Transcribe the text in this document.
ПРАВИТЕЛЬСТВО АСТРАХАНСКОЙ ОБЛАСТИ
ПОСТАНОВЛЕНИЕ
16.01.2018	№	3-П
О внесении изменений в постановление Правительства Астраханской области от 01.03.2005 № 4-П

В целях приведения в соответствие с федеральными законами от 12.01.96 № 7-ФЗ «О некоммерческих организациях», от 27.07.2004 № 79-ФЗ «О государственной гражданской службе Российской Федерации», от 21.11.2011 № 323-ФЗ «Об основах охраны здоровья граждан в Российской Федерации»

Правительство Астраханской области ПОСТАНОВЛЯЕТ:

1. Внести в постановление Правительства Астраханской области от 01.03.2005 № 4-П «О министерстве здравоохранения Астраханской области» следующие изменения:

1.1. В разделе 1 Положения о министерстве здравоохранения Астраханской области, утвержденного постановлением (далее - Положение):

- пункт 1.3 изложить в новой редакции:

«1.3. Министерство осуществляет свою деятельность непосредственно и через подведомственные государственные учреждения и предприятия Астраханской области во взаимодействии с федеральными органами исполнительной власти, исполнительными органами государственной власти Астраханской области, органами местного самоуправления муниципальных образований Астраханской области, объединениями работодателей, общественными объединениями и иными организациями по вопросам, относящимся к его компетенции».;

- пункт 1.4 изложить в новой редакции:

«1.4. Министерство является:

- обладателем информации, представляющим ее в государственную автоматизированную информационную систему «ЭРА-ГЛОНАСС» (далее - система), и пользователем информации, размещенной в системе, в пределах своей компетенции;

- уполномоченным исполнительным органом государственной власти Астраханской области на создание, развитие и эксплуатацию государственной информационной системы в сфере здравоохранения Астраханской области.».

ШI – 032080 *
*-*-*
TASK DESCRIPTION:
Where a line in the entries holds the word "пункт", copy that line.

OUTPUT FOR THIS EXERCISE:
- пункт 1.3 изложить в новой редакции:
- пункт 1.4 изложить в новой редакции:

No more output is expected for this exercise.